** Given exercise **
Scan the lines and state how many carry "this". Leave out everything but the number.

** Source material **
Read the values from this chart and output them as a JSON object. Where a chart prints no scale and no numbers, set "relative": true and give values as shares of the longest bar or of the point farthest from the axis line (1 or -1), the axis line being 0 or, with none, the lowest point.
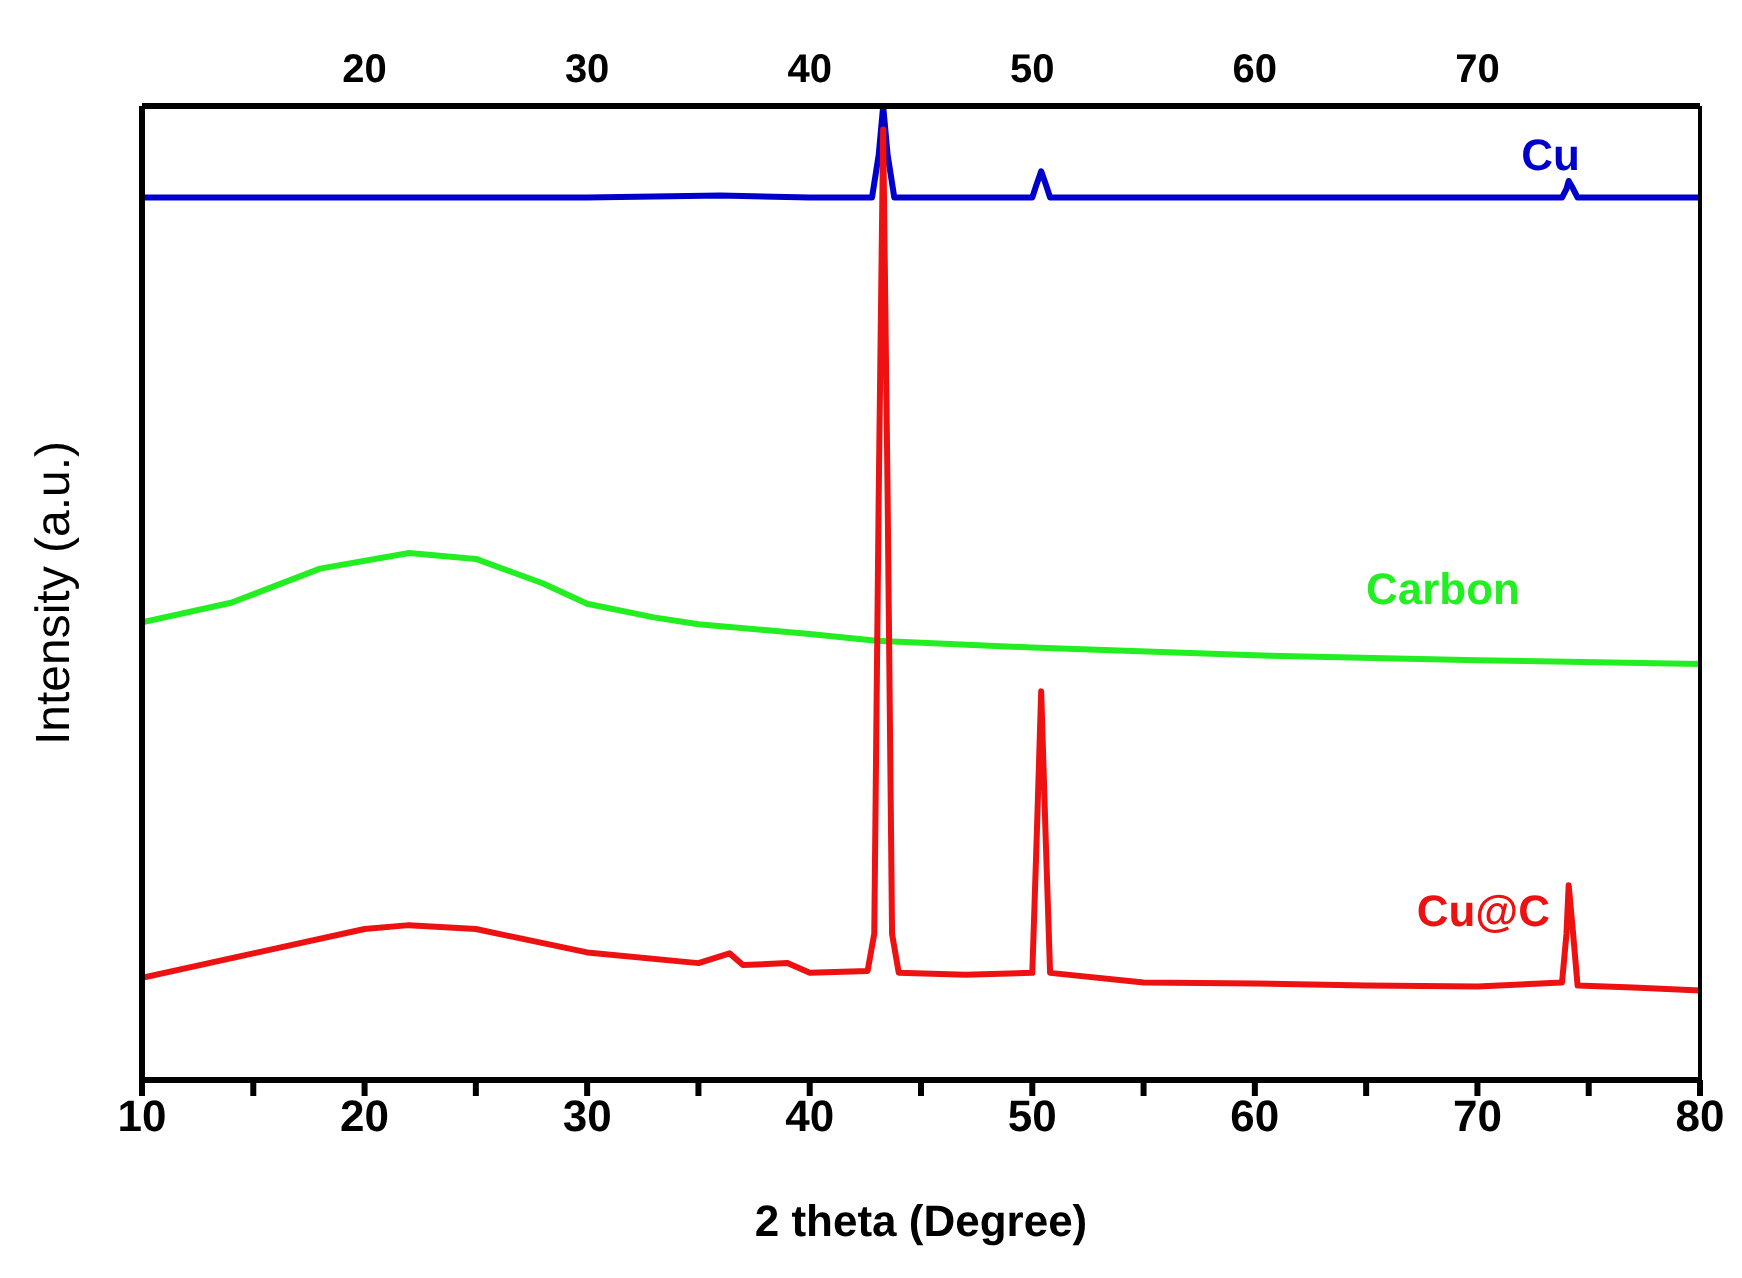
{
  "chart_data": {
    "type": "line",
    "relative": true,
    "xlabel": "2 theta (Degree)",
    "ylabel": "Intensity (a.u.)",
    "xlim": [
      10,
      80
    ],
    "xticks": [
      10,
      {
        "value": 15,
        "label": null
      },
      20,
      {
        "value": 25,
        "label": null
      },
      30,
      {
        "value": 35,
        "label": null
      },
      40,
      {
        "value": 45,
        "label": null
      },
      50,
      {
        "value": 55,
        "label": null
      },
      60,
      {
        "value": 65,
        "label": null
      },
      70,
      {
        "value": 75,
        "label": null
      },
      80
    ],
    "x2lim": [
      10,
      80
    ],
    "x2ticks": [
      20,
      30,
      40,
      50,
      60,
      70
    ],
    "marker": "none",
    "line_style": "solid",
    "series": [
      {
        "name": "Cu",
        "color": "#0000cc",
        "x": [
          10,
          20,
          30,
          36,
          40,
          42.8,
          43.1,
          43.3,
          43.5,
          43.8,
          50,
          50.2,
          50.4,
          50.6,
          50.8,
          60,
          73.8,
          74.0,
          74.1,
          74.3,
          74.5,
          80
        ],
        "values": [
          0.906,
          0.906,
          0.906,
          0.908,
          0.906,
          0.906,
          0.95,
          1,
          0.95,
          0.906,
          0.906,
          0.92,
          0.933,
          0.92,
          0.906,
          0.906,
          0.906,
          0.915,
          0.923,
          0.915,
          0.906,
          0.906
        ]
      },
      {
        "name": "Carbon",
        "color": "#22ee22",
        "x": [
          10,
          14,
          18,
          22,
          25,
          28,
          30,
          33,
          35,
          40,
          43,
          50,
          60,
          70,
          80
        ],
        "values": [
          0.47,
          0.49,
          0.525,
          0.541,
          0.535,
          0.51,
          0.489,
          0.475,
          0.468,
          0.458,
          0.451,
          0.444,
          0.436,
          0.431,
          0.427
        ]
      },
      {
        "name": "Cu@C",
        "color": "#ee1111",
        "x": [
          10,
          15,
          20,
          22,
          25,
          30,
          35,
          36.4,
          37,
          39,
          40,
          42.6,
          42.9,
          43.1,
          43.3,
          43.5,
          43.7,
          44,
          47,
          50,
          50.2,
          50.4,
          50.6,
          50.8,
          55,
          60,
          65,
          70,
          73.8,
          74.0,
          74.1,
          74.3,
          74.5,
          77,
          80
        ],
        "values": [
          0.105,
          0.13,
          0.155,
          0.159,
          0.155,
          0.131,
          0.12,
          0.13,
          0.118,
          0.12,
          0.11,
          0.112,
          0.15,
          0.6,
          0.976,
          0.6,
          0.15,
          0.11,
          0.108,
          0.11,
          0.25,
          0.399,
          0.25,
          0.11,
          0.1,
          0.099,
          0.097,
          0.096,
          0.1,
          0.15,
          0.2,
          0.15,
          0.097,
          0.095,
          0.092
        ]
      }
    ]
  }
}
==
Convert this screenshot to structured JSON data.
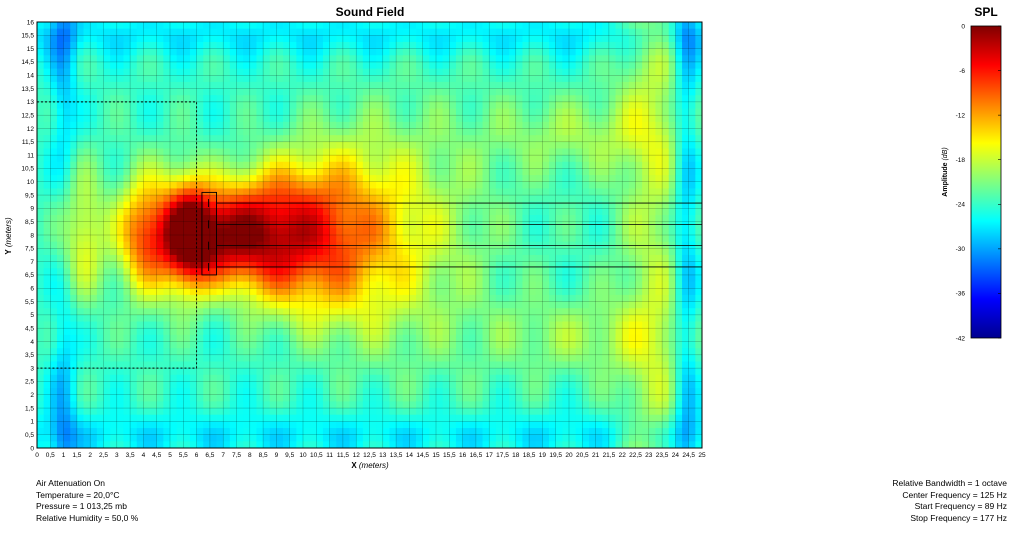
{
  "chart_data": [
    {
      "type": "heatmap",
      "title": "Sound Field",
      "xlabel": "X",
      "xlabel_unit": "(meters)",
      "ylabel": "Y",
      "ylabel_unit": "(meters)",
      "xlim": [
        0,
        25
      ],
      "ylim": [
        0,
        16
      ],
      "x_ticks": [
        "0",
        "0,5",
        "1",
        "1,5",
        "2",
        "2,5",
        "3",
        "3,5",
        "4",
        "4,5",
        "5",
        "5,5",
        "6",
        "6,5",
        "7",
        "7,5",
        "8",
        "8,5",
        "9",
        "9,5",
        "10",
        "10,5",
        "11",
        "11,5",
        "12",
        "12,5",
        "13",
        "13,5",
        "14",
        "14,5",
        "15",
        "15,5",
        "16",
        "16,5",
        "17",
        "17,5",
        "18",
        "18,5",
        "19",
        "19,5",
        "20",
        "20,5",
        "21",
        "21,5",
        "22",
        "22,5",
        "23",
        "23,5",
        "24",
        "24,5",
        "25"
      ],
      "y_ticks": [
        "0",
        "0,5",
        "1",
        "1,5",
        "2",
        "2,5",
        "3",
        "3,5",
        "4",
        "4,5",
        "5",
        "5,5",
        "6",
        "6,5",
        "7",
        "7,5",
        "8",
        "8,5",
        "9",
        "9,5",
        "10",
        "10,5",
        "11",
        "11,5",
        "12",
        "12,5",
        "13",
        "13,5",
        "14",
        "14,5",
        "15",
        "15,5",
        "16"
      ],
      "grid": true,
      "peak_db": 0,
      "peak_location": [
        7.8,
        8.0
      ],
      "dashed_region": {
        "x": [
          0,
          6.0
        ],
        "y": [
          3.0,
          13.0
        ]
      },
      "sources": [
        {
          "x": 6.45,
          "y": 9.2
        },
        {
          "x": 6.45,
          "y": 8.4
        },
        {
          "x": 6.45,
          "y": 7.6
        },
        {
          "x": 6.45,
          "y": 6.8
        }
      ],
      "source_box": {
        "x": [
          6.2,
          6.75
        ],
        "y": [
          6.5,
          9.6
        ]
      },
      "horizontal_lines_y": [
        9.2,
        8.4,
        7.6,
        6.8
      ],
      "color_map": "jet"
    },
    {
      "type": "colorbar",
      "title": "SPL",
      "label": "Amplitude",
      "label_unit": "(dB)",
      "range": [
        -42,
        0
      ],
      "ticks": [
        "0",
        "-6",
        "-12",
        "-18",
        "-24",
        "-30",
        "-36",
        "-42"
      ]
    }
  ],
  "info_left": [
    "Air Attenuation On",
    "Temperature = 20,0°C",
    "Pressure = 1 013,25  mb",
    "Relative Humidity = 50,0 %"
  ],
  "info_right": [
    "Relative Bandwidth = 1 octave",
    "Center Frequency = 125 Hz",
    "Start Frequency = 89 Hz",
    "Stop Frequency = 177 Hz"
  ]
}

** Written response **
2